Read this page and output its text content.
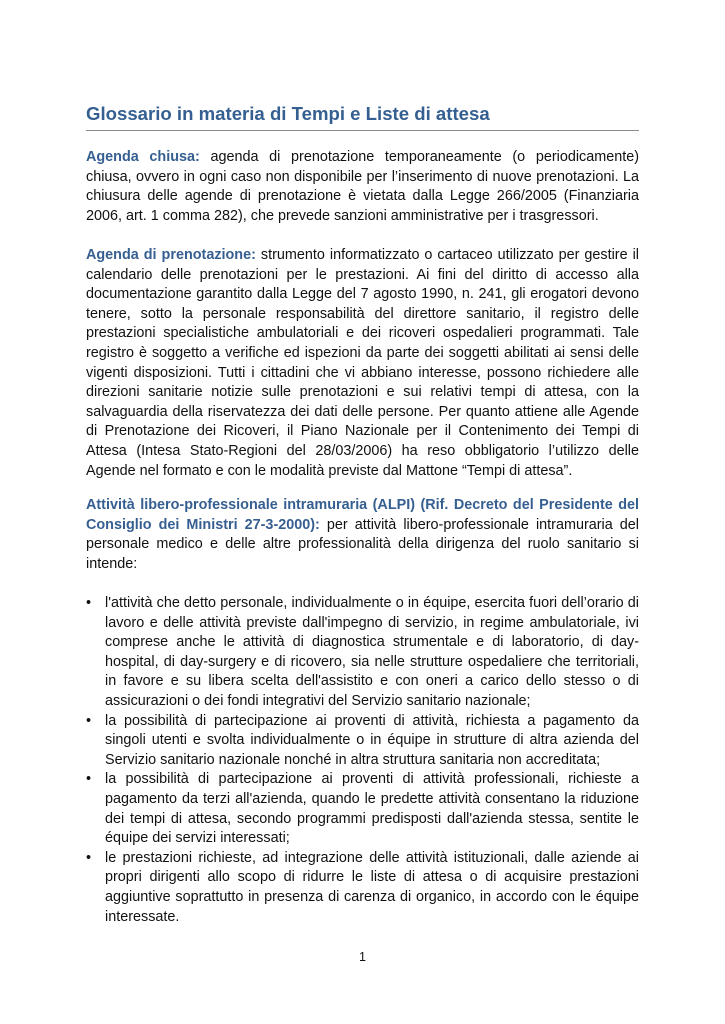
Glossario in materia di Tempi e Liste di attesa

Agenda chiusa: agenda di prenotazione temporaneamente (o periodicamente) chiusa, ovvero in ogni caso non disponibile per l’inserimento di nuove prenotazioni. La chiusura delle agende di prenotazione è vietata dalla Legge 266/2005 (Finanziaria 2006, art. 1 comma 282), che prevede sanzioni amministrative per i trasgressori.

Agenda di prenotazione: strumento informatizzato o cartaceo utilizzato per gestire il calendario delle prenotazioni per le prestazioni. Ai fini del diritto di accesso alla documentazione garantito dalla Legge del 7 agosto 1990, n. 241, gli erogatori devono tenere, sotto la personale responsabilità del direttore sanitario, il registro delle prestazioni specialistiche ambulatoriali e dei ricoveri ospedalieri programmati. Tale registro è soggetto a verifiche ed ispezioni da parte dei soggetti abilitati ai sensi delle vigenti disposizioni. Tutti i cittadini che vi abbiano interesse, possono richiedere alle direzioni sanitarie notizie sulle prenotazioni e sui relativi tempi di attesa, con la salvaguardia della riservatezza dei dati delle persone. Per quanto attiene alle Agende di Prenotazione dei Ricoveri, il Piano Nazionale per il Contenimento dei Tempi di Attesa (Intesa Stato-Regioni del 28/03/2006) ha reso obbligatorio l’utilizzo delle Agende nel formato e con le modalità previste dal Mattone “Tempi di attesa”.

Attività libero-professionale intramuraria (ALPI) (Rif. Decreto del Presidente del Consiglio dei Ministri 27-3-2000): per attività libero-professionale intramuraria del personale medico e delle altre professionalità della dirigenza del ruolo sanitario si intende:

• l'attività che detto personale, individualmente o in équipe, esercita fuori dell’orario di lavoro e delle attività previste dall'impegno di servizio, in regime ambulatoriale, ivi comprese anche le attività di diagnostica strumentale e di laboratorio, di day-hospital, di day-surgery e di ricovero, sia nelle strutture ospedaliere che territoriali, in favore e su libera scelta dell'assistito e con oneri a carico dello stesso o di assicurazioni o dei fondi integrativi del Servizio sanitario nazionale;
• la possibilità di partecipazione ai proventi di attività, richiesta a pagamento da singoli utenti e svolta individualmente o in équipe in strutture di altra azienda del Servizio sanitario nazionale nonché in altra struttura sanitaria non accreditata;
• la possibilità di partecipazione ai proventi di attività professionali, richieste a pagamento da terzi all'azienda, quando le predette attività consentano la riduzione dei tempi di attesa, secondo programmi predisposti dall'azienda stessa, sentite le équipe dei servizi interessati;
• le prestazioni richieste, ad integrazione delle attività istituzionali, dalle aziende ai propri dirigenti allo scopo di ridurre le liste di attesa o di acquisire prestazioni aggiuntive soprattutto in presenza di carenza di organico, in accordo con le équipe interessate.
1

What is being asked.
In the entries above, find each line with the string "partecipazione" and copy it.

Exercise result.
• la possibilità di partecipazione ai proventi di attività, richiesta a pagamento da singoli utenti e svolta individualmente o in équipe in strutture di altra azienda del Servizio sanitario nazionale nonché in altra struttura sanitaria non accreditata;
• la possibilità di partecipazione ai proventi di attività professionali, richieste a pagamento da terzi all'azienda, quando le predette attività consentano la riduzione dei tempi di attesa, secondo programmi predisposti dall'azienda stessa, sentite le équipe dei servizi interessati;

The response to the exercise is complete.